- To be done -
Listed below are entries; give the number of lines among them that include "BLACK", and only that number.

___ Supplied information ___

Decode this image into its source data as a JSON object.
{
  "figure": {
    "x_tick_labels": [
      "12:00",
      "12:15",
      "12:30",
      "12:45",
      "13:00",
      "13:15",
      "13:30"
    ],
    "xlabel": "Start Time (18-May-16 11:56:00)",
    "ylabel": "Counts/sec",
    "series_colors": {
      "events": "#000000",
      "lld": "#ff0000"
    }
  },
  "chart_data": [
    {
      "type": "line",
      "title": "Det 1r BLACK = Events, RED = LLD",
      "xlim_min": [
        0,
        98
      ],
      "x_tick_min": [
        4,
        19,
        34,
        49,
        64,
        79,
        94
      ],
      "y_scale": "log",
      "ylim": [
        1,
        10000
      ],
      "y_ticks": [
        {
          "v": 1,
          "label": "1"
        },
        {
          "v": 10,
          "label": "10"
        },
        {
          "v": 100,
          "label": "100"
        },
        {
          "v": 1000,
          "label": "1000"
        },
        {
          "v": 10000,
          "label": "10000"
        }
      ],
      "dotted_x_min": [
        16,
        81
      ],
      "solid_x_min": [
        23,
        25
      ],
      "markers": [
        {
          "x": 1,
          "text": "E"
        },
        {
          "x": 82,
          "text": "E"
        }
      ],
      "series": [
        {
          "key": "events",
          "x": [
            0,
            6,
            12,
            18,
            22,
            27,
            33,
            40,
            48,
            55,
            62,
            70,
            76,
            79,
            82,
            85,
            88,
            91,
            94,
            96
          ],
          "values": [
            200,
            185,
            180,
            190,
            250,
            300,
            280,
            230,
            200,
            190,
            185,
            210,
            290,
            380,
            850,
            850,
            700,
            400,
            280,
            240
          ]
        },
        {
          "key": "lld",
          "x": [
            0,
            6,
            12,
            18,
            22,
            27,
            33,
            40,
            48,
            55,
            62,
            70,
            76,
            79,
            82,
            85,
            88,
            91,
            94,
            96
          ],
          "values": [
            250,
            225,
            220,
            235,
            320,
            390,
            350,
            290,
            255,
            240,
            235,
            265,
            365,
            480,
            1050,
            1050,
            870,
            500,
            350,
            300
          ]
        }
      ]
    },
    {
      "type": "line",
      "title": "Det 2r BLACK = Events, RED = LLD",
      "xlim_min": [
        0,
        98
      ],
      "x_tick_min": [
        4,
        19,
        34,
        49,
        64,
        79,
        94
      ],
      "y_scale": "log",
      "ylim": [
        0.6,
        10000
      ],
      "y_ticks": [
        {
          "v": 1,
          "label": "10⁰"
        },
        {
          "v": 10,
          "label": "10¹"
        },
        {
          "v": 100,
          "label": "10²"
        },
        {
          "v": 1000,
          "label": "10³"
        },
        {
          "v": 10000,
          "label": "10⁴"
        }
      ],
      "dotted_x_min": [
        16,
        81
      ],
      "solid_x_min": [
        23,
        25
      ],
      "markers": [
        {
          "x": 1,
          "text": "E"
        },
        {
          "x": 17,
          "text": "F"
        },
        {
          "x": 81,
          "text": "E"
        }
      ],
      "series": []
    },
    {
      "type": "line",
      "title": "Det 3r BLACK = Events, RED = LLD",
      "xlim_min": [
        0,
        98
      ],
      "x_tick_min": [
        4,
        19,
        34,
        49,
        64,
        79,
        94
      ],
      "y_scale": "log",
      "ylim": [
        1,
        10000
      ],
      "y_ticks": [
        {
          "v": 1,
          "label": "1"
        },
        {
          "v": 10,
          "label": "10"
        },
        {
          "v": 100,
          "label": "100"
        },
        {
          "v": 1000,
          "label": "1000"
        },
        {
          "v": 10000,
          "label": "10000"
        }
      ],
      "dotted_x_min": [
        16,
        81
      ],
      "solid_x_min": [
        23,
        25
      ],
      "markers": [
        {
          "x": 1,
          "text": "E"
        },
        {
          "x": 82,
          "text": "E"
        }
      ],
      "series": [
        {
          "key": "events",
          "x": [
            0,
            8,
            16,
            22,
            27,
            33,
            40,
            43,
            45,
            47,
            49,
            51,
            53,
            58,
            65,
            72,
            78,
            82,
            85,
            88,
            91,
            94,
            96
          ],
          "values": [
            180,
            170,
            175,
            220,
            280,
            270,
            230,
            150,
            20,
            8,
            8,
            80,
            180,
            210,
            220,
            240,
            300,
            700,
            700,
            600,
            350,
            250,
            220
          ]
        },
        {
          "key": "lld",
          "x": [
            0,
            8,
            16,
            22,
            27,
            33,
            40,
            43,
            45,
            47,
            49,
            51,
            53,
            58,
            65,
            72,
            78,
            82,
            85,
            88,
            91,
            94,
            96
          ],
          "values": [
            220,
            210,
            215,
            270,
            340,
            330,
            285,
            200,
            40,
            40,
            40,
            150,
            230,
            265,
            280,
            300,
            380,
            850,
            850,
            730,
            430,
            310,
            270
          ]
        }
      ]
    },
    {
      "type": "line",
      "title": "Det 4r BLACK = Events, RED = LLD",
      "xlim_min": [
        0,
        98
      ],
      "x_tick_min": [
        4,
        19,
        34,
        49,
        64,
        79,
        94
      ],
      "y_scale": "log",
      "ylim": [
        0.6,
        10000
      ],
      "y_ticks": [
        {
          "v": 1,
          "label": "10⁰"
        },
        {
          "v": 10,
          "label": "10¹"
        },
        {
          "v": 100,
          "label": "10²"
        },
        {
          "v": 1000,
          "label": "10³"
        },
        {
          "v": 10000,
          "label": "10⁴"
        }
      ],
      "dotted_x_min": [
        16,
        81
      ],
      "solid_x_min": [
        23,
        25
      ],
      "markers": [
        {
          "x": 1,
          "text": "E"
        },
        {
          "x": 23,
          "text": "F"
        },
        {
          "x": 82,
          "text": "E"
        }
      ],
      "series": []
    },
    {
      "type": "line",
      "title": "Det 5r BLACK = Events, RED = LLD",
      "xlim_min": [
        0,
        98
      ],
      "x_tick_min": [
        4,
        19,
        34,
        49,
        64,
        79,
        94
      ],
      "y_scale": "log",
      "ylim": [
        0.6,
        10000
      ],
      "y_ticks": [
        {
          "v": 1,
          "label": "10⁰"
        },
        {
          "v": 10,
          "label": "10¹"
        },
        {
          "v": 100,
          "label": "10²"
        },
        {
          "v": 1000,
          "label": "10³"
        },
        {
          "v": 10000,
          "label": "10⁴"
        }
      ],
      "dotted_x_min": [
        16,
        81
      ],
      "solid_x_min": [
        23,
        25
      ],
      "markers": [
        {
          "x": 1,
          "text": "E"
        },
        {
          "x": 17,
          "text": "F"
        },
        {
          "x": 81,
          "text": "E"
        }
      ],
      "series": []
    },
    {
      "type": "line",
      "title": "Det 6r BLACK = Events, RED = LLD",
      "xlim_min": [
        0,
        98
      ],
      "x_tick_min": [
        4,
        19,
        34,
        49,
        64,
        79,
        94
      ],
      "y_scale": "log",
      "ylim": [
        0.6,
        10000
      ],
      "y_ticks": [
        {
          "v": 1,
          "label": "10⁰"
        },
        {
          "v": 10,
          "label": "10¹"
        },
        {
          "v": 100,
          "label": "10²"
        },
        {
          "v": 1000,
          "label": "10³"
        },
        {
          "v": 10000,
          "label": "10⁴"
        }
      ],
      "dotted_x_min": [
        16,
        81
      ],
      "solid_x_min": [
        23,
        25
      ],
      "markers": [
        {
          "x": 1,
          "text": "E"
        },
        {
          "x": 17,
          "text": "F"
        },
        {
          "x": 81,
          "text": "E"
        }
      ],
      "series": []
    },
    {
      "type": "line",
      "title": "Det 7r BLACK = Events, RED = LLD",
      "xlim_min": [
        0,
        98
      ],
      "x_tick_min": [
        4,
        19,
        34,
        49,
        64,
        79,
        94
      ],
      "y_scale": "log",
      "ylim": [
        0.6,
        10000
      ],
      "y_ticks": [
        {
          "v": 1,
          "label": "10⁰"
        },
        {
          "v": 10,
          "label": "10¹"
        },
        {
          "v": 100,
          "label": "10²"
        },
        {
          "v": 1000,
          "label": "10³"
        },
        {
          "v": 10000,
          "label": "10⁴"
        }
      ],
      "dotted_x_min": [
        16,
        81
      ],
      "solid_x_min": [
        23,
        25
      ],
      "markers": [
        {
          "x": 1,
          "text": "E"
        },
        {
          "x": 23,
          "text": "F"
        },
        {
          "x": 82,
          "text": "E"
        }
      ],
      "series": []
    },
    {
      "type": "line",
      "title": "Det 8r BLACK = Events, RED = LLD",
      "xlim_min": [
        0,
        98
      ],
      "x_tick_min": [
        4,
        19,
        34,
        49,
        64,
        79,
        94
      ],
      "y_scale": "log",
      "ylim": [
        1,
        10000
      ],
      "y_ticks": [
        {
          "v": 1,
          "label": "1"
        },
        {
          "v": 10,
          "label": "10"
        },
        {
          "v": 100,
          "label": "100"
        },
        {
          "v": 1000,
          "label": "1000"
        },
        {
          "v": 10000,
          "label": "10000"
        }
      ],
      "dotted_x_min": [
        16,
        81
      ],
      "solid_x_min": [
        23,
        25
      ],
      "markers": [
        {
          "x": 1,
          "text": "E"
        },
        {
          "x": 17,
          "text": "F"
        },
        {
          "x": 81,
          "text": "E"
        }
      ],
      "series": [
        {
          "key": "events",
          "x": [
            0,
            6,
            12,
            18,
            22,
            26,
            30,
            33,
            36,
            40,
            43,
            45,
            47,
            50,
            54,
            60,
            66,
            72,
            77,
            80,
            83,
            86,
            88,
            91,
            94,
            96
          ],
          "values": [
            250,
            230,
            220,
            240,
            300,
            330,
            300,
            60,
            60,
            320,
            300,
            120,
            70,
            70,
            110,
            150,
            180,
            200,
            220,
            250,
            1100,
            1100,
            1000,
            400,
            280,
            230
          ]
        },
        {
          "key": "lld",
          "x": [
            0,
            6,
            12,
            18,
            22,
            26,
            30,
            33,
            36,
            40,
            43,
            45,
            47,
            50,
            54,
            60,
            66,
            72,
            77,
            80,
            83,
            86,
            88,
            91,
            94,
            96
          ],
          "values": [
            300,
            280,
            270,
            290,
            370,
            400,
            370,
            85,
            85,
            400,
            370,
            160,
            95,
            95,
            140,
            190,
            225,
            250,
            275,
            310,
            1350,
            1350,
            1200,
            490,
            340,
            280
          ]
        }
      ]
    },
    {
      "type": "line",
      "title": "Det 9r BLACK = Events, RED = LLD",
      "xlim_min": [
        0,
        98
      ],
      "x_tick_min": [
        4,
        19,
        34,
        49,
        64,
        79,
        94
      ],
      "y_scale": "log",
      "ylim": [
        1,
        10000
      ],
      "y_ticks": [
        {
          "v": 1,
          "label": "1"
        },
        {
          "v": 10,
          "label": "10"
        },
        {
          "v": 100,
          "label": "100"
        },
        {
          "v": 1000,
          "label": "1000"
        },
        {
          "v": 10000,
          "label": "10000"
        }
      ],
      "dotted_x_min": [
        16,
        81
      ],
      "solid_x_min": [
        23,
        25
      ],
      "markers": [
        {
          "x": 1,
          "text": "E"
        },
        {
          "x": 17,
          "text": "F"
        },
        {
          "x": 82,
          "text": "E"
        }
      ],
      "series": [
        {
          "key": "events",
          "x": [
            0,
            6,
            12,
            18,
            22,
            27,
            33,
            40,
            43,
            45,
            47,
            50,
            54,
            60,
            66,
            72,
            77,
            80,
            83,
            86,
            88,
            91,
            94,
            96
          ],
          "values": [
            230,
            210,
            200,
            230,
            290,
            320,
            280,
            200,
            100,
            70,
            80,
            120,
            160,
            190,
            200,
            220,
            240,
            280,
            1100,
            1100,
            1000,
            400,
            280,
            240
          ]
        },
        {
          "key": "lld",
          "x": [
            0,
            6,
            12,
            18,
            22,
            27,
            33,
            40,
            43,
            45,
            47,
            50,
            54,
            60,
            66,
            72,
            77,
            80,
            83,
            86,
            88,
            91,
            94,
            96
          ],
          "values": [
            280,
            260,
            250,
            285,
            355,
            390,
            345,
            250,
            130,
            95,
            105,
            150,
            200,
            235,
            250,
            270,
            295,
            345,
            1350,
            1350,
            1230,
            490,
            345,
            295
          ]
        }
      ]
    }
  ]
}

___

- Exercise output -
9